* begin RECORDS SUPPLIED *

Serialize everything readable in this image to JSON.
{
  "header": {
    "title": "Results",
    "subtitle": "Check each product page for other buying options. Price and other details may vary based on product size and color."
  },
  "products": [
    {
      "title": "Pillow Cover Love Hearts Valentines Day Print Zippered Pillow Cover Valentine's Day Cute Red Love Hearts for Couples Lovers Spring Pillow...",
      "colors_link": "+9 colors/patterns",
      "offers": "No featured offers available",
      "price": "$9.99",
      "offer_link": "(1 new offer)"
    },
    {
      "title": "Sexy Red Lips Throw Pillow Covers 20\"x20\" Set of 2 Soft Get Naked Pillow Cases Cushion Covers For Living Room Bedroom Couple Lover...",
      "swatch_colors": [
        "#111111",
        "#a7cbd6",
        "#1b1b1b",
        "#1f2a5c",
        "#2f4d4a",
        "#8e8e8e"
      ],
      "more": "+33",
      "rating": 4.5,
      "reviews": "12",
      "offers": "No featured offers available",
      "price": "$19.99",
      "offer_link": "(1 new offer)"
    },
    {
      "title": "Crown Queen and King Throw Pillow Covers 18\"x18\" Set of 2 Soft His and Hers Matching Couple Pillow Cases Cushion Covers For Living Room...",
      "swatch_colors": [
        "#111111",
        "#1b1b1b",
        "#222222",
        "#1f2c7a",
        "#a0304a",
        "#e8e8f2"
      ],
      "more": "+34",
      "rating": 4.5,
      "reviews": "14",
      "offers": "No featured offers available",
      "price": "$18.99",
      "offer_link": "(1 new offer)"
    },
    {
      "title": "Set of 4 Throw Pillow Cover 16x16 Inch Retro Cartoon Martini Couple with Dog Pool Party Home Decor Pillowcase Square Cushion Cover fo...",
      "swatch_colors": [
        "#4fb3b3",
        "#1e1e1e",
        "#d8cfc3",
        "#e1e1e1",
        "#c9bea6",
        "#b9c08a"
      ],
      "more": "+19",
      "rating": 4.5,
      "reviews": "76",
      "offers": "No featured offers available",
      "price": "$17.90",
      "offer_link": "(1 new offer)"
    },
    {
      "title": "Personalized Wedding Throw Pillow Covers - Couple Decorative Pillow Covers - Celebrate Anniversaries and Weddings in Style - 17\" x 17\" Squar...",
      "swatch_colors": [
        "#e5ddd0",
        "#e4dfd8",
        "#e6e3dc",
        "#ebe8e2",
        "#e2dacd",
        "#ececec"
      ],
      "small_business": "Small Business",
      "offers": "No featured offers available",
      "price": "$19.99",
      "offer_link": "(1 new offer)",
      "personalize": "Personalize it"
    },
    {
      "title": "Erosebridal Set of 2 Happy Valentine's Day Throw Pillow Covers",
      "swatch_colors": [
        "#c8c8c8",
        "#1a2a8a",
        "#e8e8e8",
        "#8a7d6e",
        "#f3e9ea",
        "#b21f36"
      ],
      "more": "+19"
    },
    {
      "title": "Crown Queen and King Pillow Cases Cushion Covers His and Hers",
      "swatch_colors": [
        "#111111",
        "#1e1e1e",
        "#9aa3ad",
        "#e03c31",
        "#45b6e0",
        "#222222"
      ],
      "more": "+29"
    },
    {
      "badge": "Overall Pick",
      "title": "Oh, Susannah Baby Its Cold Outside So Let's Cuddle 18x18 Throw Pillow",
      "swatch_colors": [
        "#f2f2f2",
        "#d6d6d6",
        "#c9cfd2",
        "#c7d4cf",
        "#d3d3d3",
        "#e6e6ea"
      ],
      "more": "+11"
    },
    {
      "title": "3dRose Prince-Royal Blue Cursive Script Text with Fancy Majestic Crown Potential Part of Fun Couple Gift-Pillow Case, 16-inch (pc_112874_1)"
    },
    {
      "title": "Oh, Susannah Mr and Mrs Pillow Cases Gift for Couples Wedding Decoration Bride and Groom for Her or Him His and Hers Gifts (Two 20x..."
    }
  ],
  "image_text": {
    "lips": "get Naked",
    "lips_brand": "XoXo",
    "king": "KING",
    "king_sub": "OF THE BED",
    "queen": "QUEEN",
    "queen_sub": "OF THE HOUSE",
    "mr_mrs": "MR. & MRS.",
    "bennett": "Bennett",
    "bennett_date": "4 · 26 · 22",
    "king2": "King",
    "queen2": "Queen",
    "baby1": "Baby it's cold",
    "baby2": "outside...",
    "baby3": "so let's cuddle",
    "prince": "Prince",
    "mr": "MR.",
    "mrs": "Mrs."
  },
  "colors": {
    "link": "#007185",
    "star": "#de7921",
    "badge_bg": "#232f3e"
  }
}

* end RECORDS SUPPLIED *

TASK »
Read through the entries and copy each line in which "Covers" appears.

SOLVED PROBLEM »
      "title": "Sexy Red Lips Throw Pillow Covers 20\"x20\" Set of 2 Soft Get Naked Pillow Cases Cushion Covers For Living Room Bedroom Couple Lover...",
      "title": "Crown Queen and King Throw Pillow Covers 18\"x18\" Set of 2 Soft His and Hers Matching Couple Pillow Cases Cushion Covers For Living Room...",
      "title": "Personalized Wedding Throw Pillow Covers - Couple Decorative Pillow Covers - Celebrate Anniversaries and Weddings in Style - 17\" x 17\" Squar...",
      "title": "Erosebridal Set of 2 Happy Valentine's Day Throw Pillow Covers",
      "title": "Crown Queen and King Pillow Cases Cushion Covers His and Hers",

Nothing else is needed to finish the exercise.